Start of GIVEN DATA

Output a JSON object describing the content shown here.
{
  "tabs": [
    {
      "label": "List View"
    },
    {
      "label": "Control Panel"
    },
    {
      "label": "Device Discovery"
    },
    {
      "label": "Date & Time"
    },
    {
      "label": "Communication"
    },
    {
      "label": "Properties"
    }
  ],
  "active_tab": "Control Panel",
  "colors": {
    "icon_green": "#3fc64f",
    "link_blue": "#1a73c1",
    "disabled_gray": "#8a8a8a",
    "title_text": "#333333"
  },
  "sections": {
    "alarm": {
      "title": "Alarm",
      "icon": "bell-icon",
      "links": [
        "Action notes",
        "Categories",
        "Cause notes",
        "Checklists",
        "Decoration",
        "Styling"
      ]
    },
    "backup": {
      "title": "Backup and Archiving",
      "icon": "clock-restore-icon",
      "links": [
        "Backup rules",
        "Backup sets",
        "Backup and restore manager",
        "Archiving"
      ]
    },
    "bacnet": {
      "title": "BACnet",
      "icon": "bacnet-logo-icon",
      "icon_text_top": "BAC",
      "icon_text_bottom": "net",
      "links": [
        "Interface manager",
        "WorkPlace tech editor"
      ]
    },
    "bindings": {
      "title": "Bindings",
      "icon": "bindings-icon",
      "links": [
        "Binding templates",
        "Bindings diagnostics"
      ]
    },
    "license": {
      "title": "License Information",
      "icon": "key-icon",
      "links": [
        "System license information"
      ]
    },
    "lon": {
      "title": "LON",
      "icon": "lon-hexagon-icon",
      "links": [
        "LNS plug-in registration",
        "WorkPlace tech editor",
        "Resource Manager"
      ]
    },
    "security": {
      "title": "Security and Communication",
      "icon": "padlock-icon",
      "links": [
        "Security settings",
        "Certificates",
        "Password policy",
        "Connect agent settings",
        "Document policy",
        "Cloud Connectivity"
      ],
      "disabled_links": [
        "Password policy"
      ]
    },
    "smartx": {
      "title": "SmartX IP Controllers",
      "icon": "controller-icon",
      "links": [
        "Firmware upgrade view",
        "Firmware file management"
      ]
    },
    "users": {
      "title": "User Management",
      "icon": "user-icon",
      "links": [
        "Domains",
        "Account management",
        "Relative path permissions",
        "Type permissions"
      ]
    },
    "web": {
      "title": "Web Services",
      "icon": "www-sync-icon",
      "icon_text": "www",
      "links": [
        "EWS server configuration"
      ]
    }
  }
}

End of GIVEN DATA
Start of GIVEN DATA

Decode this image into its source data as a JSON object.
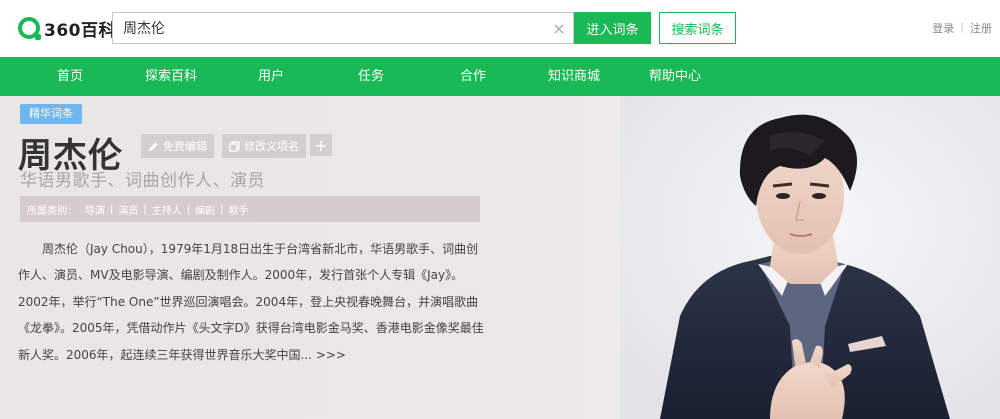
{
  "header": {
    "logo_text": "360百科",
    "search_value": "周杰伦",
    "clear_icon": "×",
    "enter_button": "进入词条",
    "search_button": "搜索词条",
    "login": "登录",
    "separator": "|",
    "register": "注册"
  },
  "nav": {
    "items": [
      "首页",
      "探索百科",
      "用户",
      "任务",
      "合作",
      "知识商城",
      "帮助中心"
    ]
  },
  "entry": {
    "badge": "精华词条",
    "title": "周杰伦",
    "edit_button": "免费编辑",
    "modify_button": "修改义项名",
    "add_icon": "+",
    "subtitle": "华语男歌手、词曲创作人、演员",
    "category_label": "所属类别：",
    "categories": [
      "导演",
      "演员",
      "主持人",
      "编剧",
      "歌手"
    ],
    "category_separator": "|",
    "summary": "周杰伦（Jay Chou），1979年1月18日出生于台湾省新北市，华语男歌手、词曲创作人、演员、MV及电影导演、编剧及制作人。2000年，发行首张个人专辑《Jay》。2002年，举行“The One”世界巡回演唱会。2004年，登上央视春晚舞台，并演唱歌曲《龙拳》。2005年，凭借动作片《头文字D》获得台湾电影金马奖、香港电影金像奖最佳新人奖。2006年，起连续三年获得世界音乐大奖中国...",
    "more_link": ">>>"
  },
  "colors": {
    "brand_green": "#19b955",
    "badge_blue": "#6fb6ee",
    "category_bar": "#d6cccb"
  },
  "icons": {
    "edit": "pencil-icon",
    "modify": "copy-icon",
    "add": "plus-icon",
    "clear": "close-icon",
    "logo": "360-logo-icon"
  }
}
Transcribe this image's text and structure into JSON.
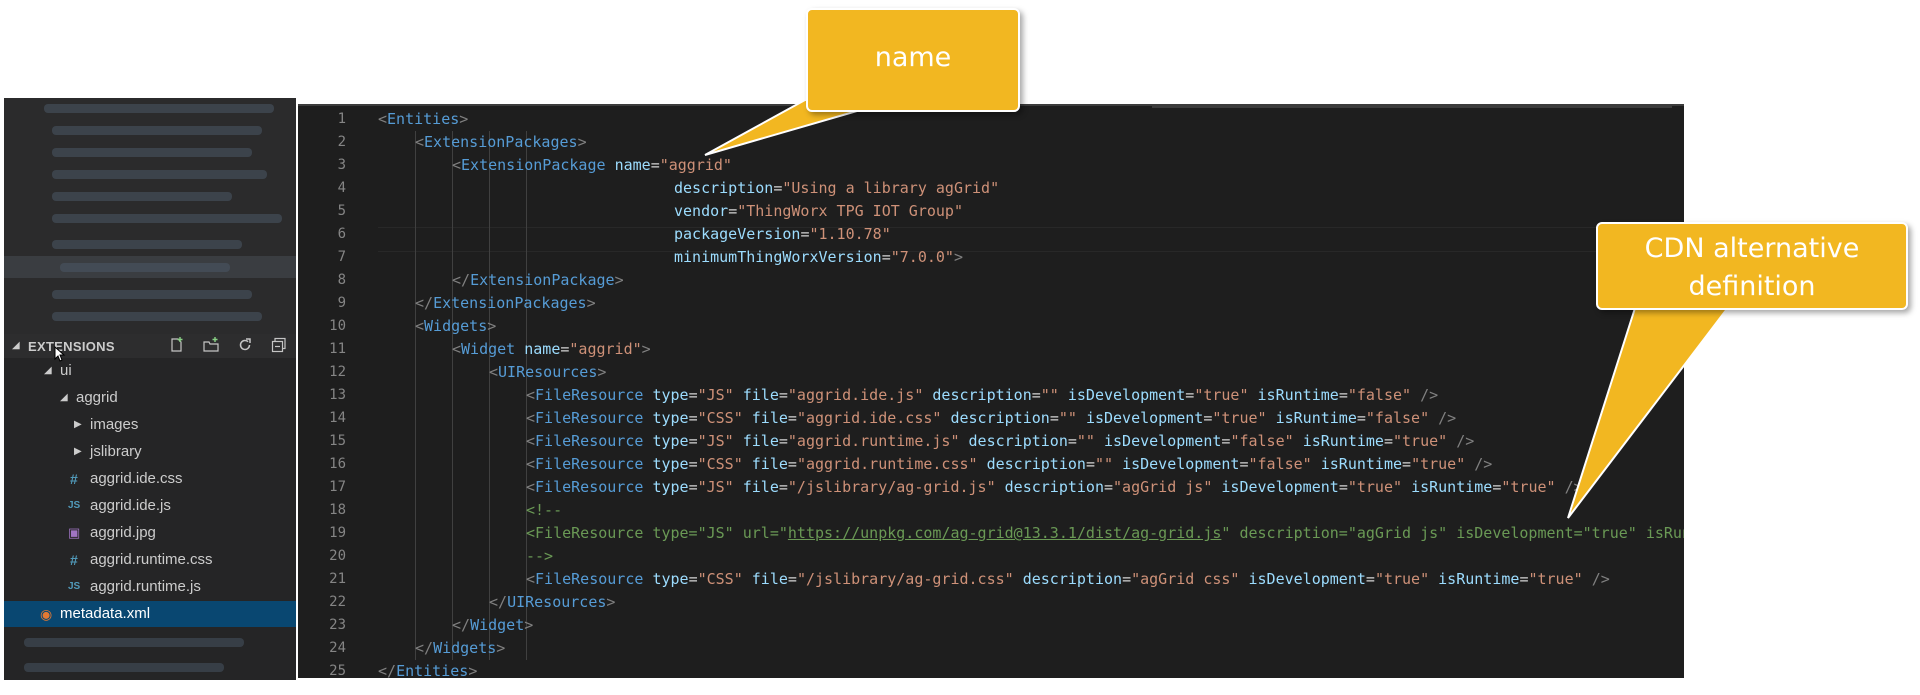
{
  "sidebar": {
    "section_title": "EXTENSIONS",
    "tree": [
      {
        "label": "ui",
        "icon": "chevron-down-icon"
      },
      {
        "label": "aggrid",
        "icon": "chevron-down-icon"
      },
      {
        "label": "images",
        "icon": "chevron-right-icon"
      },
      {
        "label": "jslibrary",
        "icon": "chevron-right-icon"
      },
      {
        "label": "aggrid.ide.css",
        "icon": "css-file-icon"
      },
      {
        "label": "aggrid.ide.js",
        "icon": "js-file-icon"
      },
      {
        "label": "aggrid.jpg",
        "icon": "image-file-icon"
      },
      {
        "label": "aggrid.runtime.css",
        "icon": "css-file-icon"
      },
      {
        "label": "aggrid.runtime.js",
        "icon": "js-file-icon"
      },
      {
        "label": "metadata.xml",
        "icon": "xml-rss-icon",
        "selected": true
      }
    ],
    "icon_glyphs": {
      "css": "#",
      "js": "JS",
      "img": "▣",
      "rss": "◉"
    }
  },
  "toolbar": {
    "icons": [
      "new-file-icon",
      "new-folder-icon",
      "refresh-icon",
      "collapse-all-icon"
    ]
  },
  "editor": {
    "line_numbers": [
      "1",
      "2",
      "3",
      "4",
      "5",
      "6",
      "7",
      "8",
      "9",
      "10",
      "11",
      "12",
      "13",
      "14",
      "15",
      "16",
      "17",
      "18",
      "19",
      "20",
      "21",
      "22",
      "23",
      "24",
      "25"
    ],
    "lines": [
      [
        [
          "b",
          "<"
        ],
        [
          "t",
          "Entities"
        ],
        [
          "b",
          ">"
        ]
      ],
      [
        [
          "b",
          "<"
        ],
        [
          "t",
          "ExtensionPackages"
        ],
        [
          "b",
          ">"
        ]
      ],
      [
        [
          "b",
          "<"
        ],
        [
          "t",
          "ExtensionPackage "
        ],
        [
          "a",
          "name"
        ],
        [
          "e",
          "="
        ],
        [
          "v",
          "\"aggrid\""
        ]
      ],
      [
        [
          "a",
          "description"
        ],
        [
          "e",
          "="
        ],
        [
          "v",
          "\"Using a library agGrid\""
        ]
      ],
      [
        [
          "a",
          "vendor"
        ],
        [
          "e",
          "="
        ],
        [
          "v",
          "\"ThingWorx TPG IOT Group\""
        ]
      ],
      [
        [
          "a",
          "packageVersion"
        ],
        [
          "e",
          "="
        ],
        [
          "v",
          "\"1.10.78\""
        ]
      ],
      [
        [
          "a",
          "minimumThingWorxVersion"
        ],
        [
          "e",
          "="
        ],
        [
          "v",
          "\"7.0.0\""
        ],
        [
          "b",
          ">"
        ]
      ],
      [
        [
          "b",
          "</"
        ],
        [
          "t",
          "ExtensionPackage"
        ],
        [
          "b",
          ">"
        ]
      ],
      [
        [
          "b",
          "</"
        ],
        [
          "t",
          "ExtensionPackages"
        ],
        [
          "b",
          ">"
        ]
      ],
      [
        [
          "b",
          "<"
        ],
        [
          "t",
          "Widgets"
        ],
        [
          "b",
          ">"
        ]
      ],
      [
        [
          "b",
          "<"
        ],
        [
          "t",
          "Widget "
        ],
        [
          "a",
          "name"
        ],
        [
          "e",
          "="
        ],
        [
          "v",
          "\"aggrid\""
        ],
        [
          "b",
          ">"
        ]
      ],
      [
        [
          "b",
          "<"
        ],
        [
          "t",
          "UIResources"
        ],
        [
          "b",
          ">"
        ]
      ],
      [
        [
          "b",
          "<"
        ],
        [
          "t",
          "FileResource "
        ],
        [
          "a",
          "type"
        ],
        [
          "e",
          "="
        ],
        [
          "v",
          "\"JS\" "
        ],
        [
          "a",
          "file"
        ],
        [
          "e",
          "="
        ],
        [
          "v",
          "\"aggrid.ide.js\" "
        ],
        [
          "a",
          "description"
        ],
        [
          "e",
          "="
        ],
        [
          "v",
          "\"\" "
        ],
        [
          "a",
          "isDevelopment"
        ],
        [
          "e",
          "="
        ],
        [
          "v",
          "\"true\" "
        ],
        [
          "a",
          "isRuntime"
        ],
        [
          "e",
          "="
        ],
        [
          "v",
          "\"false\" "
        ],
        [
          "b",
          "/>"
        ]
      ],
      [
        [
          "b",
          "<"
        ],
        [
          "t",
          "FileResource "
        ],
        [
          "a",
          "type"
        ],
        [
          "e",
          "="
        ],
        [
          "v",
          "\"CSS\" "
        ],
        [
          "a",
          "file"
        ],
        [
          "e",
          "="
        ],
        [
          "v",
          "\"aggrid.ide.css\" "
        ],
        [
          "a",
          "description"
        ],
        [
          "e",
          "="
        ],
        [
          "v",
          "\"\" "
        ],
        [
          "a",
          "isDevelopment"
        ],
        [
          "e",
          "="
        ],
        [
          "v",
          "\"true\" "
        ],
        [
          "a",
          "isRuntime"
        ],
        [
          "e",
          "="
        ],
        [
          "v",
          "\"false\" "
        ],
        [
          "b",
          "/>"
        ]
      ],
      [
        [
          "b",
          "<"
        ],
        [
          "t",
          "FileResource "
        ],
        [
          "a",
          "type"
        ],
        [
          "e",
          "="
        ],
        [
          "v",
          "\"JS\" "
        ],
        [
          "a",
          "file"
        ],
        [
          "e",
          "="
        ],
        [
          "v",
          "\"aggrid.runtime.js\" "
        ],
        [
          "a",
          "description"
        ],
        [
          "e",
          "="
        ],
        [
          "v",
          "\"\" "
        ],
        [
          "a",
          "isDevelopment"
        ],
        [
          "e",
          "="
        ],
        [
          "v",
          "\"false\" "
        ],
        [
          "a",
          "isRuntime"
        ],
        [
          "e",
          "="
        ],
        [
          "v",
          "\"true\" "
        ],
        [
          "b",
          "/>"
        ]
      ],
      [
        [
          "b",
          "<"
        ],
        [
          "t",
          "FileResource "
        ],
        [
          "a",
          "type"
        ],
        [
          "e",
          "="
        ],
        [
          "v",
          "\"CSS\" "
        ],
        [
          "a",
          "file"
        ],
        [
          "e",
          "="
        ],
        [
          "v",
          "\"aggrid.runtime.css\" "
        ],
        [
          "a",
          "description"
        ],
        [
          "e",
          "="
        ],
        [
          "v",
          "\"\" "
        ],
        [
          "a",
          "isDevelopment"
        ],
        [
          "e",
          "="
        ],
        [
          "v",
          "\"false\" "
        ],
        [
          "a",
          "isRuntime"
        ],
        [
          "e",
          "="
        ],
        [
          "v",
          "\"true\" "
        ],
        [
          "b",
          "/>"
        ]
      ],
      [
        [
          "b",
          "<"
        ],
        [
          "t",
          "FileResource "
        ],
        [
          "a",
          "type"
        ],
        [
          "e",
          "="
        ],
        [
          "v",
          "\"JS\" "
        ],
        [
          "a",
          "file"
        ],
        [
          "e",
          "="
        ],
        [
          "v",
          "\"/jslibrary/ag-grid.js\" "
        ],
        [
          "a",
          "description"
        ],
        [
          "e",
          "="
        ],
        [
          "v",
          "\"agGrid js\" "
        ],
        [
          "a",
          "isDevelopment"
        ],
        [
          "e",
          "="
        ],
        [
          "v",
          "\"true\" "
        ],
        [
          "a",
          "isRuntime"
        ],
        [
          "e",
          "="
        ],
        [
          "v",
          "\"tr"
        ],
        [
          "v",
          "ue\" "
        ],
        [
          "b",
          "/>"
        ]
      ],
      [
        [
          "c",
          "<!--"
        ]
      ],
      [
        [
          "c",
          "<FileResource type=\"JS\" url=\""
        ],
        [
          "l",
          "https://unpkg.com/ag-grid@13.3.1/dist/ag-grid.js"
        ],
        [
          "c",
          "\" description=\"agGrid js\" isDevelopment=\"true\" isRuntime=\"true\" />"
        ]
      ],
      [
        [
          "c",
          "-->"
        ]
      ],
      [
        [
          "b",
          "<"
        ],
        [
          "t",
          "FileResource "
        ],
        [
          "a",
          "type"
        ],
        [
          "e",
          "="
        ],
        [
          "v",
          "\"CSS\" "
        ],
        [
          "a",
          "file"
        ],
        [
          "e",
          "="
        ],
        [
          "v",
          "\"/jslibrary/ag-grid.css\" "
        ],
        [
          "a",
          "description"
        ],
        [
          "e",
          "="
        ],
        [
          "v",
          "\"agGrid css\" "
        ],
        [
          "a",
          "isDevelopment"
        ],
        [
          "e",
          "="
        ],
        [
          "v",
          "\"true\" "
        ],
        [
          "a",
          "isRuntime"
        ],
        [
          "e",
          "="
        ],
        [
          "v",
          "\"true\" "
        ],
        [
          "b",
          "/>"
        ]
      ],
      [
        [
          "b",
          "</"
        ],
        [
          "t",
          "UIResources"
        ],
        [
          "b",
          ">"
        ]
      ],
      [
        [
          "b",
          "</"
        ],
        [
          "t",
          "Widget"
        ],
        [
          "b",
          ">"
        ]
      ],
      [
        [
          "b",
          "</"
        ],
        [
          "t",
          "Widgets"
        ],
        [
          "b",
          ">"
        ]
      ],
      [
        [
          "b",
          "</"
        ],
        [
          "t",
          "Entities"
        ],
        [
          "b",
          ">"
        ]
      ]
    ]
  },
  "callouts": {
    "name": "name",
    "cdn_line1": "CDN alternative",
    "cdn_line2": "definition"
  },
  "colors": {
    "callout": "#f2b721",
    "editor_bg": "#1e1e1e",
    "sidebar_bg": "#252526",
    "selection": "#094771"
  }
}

End of GIVEN DATA

Show all lines in the entries above where the string "this" appears.

Decode this image into its source data as a JSON object.
Transcribe this image's text and structure into JSON.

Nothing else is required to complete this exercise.